**Task to carry out**
Look through the lines below and extract any with the word "view".

┄┄┄┄┄┄

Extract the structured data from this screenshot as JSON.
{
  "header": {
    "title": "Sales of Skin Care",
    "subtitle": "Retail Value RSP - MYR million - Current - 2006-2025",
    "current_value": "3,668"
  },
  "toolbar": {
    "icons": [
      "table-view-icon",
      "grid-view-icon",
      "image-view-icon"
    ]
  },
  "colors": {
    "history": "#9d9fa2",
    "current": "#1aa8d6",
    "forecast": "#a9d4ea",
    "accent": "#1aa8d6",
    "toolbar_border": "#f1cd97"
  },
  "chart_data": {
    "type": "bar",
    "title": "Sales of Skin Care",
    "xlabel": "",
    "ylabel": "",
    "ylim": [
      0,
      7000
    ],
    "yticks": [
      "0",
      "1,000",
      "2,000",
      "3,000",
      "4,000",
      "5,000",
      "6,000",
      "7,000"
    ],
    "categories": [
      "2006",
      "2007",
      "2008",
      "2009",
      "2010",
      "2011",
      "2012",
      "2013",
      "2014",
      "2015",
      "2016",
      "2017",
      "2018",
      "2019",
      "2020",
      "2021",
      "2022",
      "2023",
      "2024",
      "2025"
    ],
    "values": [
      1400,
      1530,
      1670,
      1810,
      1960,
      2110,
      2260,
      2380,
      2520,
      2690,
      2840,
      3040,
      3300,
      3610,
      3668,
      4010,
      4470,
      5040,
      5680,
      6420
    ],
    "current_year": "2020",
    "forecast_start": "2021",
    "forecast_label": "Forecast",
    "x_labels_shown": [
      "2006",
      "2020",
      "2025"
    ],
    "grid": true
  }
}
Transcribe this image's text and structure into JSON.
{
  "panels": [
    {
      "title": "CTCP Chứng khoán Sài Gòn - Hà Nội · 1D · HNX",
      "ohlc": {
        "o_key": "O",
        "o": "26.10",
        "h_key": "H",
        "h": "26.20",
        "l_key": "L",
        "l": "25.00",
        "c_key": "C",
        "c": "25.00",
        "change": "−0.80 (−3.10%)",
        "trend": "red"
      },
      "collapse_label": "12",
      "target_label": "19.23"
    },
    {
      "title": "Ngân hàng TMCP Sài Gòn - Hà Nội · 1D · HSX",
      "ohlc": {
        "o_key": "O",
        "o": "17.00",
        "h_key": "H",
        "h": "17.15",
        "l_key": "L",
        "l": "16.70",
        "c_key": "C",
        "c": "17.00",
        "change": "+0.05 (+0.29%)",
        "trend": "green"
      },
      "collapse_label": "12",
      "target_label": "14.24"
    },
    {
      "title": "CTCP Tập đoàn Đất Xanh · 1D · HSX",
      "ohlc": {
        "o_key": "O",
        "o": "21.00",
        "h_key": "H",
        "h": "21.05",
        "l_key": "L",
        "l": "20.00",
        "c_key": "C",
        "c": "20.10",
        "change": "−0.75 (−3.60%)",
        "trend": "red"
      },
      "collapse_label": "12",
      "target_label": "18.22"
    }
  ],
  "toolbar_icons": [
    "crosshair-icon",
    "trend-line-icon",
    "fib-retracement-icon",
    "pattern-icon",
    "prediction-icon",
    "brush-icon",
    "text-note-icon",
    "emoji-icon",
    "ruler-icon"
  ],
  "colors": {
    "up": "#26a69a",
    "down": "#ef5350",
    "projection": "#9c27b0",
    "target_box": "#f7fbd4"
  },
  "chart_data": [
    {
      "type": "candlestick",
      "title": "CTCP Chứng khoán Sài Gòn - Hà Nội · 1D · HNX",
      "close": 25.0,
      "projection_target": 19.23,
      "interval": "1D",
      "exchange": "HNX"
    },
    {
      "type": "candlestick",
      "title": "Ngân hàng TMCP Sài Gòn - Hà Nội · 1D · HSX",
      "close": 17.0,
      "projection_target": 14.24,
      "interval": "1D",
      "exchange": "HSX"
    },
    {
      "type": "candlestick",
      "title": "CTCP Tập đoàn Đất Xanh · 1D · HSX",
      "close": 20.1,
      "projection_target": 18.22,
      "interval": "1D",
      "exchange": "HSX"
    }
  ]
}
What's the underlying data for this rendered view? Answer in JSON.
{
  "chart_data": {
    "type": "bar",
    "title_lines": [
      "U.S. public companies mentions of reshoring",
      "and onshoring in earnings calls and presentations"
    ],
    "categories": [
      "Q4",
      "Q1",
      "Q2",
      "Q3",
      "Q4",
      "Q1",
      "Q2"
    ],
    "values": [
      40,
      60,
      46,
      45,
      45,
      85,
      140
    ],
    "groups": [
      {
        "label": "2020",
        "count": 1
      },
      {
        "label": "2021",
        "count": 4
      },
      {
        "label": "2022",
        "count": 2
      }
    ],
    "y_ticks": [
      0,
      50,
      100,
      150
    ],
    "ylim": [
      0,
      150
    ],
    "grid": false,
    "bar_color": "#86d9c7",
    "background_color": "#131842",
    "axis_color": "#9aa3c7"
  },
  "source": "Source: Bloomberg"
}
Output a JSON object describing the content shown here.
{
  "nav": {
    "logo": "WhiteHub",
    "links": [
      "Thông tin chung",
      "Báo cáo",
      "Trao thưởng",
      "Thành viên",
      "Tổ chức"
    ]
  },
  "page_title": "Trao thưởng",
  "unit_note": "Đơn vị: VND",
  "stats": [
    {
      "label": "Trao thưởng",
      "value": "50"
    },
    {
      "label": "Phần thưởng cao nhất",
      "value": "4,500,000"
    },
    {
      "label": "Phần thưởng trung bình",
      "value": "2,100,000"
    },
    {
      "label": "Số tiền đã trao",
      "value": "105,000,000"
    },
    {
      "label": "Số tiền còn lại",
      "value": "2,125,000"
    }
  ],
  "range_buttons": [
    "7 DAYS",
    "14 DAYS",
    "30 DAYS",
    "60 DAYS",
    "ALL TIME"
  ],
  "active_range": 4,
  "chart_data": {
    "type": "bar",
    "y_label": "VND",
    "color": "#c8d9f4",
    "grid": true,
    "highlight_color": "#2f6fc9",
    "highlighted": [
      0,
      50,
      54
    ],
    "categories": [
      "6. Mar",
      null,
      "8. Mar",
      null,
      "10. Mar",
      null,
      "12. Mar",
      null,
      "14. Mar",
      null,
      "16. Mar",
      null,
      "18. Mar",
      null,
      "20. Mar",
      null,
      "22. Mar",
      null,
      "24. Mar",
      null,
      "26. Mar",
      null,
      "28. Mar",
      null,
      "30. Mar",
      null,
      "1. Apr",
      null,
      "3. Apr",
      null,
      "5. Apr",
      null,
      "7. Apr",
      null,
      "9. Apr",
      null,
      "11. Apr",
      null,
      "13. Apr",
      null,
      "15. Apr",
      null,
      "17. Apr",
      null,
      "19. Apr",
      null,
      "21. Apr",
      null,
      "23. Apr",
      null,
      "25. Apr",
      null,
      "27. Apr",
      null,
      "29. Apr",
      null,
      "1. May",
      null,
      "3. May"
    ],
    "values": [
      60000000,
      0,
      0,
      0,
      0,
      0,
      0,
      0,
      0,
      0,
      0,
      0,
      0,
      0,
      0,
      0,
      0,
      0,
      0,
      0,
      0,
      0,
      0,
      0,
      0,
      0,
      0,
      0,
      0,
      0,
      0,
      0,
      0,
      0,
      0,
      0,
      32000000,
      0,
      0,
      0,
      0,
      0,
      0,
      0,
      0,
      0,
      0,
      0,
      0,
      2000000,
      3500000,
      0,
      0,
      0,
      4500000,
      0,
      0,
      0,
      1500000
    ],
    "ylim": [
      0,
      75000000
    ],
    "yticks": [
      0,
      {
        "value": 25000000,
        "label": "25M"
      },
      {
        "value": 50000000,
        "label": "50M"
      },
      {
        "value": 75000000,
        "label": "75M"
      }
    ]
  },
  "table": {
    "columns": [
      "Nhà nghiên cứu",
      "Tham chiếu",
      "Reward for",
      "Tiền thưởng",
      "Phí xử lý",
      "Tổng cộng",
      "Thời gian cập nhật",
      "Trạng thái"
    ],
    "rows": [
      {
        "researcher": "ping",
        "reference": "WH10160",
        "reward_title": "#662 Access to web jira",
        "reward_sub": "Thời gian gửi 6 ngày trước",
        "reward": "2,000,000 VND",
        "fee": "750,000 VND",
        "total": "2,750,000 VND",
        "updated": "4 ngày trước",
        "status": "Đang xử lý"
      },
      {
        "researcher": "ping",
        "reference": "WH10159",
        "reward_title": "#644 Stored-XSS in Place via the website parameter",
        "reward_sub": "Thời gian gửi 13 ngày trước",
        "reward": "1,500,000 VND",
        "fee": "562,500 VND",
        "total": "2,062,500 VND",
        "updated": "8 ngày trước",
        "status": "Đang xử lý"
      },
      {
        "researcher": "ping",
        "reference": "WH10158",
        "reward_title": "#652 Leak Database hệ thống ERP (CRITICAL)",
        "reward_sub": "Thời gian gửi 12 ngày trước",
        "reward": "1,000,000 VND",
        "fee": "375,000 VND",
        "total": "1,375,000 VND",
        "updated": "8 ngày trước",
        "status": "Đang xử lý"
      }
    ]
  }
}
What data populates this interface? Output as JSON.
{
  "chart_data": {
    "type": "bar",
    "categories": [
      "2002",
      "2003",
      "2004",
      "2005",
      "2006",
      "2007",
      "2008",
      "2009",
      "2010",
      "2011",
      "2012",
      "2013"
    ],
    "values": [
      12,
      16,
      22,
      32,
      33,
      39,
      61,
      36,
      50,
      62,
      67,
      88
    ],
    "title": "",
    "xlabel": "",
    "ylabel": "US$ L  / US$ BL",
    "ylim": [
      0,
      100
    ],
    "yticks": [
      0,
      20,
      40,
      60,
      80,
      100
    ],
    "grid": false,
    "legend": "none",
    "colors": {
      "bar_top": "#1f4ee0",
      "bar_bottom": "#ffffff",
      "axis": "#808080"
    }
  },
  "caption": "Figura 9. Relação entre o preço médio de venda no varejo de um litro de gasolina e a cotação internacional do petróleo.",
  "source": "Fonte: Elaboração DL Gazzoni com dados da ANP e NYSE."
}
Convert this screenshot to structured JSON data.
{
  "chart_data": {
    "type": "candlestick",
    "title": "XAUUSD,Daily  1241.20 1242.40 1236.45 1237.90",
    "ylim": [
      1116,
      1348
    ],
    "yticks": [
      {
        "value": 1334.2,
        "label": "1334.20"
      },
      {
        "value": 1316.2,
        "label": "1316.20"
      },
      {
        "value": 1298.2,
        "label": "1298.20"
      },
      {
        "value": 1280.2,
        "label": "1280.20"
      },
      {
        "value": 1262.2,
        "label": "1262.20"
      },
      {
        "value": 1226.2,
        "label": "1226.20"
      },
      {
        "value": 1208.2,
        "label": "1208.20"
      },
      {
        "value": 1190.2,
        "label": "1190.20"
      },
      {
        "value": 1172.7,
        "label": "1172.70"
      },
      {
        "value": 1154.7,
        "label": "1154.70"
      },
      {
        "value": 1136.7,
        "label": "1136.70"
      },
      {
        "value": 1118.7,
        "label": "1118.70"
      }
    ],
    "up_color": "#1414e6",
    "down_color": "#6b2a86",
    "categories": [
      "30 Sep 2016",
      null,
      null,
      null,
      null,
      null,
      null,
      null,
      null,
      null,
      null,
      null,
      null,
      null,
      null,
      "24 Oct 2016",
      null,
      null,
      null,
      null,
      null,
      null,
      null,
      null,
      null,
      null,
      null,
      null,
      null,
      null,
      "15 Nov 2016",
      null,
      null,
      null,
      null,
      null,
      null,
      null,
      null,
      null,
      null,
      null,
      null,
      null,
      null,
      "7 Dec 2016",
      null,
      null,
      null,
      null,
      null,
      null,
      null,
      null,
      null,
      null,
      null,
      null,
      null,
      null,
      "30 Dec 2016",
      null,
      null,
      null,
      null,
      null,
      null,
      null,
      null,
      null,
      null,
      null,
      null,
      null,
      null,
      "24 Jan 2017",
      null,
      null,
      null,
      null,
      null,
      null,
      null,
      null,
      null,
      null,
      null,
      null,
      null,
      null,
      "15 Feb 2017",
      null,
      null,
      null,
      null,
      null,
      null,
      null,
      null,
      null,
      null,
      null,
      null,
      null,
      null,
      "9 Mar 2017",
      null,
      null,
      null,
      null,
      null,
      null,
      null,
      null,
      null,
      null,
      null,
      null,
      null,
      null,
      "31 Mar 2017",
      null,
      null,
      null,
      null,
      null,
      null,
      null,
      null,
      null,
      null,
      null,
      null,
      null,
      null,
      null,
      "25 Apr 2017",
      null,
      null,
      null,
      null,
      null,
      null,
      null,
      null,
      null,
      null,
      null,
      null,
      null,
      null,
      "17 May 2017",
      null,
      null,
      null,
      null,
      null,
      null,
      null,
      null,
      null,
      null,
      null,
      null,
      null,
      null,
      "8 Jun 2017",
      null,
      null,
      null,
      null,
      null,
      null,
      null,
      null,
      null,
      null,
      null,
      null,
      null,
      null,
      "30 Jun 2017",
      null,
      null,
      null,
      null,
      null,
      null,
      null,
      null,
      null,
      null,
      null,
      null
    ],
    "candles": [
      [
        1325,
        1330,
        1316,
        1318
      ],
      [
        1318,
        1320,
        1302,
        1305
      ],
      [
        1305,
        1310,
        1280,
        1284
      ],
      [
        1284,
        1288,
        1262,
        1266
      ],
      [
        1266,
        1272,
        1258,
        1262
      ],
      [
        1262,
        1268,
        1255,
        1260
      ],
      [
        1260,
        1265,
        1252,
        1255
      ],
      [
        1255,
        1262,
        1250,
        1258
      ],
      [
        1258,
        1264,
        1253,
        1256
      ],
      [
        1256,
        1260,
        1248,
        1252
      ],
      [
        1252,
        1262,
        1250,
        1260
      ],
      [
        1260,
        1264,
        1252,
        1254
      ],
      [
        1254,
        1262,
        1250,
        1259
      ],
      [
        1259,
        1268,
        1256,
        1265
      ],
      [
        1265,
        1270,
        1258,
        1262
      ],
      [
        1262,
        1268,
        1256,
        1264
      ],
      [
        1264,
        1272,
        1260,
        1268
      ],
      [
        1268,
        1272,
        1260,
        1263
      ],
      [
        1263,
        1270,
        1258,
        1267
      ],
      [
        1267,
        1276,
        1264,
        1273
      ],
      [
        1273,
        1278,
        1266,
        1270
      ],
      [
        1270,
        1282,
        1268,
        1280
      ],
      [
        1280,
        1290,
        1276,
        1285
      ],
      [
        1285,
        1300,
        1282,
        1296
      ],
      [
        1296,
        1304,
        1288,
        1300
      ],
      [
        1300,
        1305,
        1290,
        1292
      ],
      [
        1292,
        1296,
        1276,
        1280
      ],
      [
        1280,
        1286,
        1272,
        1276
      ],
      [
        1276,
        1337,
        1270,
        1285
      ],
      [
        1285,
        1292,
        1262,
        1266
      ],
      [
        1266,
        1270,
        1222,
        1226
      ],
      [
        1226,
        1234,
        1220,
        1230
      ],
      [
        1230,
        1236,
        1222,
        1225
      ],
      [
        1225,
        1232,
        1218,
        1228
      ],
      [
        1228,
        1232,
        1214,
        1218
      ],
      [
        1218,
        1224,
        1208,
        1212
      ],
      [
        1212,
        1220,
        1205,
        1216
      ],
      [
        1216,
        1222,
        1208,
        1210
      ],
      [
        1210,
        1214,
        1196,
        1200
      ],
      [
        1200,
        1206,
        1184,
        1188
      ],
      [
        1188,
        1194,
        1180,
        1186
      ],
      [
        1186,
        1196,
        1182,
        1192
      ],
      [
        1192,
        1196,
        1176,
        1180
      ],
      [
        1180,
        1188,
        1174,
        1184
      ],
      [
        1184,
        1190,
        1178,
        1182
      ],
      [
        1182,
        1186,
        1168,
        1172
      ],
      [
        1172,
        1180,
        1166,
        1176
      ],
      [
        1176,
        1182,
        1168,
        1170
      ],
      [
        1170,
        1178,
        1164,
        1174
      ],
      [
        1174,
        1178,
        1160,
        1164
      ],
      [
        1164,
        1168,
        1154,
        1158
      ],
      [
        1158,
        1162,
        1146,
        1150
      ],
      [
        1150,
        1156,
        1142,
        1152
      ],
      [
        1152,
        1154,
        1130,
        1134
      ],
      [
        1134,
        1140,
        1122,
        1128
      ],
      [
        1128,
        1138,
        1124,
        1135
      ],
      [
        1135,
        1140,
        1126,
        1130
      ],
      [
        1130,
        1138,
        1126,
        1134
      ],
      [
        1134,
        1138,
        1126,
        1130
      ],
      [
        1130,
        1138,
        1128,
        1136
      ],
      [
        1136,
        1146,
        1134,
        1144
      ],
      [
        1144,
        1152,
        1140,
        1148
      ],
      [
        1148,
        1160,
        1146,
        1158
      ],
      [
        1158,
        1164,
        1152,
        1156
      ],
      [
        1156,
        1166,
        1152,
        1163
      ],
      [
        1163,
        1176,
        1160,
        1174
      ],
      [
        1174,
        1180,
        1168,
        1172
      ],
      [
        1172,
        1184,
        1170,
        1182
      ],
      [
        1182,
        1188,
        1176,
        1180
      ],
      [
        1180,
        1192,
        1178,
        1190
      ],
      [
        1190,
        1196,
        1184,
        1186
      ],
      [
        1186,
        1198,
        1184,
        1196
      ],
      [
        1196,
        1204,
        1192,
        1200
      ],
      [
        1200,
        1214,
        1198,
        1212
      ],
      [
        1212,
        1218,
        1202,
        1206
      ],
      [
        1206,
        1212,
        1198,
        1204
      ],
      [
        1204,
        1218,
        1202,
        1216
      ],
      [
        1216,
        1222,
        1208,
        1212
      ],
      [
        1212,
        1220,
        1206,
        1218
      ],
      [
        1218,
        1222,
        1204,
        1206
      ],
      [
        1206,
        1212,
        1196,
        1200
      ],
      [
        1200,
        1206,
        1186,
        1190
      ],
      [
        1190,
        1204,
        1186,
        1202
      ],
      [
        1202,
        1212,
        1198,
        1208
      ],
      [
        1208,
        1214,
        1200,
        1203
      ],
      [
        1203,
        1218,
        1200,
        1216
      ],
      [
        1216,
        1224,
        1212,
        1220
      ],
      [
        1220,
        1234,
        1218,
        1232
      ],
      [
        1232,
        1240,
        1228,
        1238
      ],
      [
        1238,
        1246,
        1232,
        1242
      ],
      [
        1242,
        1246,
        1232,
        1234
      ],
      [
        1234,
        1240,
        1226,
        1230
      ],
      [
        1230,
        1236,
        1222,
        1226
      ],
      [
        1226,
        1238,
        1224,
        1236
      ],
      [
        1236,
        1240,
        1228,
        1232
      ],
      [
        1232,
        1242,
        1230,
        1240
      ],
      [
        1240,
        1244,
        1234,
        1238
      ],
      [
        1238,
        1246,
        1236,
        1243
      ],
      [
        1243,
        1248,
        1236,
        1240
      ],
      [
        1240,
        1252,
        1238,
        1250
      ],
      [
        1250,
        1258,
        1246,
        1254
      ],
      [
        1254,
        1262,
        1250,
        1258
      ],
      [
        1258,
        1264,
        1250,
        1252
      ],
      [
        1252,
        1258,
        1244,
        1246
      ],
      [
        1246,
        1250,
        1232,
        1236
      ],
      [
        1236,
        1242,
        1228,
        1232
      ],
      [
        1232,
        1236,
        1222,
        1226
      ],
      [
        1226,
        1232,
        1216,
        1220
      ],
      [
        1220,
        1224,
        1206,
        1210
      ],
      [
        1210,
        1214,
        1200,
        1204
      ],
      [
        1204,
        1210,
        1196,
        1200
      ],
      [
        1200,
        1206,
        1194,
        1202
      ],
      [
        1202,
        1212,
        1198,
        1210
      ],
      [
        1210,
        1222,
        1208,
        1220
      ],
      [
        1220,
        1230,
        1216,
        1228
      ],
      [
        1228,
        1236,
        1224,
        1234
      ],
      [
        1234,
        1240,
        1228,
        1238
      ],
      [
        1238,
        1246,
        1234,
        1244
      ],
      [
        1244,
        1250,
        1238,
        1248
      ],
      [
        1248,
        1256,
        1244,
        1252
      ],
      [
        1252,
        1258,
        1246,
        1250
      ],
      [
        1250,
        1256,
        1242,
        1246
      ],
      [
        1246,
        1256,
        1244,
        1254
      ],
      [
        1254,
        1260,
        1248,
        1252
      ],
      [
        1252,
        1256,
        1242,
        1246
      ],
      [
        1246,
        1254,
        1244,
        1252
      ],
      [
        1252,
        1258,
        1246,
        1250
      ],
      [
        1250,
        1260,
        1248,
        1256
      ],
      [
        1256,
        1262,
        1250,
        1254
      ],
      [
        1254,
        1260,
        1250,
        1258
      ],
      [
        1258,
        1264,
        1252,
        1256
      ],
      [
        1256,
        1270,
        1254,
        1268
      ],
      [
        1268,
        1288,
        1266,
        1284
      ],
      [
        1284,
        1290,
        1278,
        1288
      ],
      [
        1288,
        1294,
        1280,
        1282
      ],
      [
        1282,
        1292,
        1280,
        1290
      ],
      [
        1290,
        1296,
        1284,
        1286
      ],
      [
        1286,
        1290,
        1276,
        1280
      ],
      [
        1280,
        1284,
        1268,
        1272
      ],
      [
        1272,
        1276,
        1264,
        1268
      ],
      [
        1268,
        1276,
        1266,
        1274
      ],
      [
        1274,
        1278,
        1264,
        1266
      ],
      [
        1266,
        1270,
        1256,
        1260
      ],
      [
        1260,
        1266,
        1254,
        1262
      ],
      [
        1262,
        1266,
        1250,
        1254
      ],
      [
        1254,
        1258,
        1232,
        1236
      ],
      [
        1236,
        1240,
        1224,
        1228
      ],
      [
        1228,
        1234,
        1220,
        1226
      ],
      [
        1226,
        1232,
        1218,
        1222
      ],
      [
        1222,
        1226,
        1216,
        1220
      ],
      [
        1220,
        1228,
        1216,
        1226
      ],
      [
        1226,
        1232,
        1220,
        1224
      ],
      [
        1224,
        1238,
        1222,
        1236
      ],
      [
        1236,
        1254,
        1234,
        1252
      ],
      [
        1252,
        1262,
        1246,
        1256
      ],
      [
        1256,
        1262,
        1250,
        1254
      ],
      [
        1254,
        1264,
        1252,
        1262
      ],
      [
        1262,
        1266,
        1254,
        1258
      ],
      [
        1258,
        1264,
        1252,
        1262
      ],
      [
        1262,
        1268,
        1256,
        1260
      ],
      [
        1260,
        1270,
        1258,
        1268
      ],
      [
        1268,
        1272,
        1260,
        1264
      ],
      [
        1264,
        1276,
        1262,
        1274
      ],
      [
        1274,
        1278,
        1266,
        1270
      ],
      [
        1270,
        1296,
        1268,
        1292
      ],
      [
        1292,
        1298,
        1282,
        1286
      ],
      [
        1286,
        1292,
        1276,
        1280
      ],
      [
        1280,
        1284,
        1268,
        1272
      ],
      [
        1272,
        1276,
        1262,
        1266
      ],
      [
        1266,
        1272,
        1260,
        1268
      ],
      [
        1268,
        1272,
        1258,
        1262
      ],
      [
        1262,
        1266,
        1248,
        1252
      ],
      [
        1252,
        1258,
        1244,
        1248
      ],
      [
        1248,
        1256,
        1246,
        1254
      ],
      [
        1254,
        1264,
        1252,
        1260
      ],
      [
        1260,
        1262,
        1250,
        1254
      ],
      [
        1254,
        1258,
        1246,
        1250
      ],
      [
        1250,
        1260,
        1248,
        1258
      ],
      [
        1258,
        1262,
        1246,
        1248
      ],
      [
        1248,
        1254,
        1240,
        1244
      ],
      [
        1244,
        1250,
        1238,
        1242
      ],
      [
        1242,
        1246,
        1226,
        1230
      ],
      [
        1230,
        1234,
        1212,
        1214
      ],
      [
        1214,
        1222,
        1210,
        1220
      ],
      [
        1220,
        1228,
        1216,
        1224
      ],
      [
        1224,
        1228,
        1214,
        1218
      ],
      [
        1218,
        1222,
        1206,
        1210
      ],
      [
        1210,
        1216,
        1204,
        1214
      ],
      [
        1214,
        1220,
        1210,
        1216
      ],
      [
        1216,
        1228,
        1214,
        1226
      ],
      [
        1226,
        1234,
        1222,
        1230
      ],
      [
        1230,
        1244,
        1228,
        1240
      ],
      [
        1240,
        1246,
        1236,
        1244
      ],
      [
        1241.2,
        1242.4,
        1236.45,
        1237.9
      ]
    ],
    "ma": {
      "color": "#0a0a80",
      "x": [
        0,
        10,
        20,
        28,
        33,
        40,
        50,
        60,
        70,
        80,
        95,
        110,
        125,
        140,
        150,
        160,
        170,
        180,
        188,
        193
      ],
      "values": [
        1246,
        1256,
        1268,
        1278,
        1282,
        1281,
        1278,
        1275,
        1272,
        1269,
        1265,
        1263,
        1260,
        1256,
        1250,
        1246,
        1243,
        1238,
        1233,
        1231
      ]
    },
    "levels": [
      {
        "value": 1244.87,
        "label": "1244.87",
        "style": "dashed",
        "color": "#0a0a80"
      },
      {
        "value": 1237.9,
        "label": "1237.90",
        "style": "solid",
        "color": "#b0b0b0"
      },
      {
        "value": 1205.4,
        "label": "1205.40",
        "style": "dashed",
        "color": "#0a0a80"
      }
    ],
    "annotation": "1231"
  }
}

┄┄┄┄┄┄

**Exercise response**
      "table-view-icon",
      "grid-view-icon",
      "image-view-icon"
What's the underlying data for this rendered view? Answer in JSON.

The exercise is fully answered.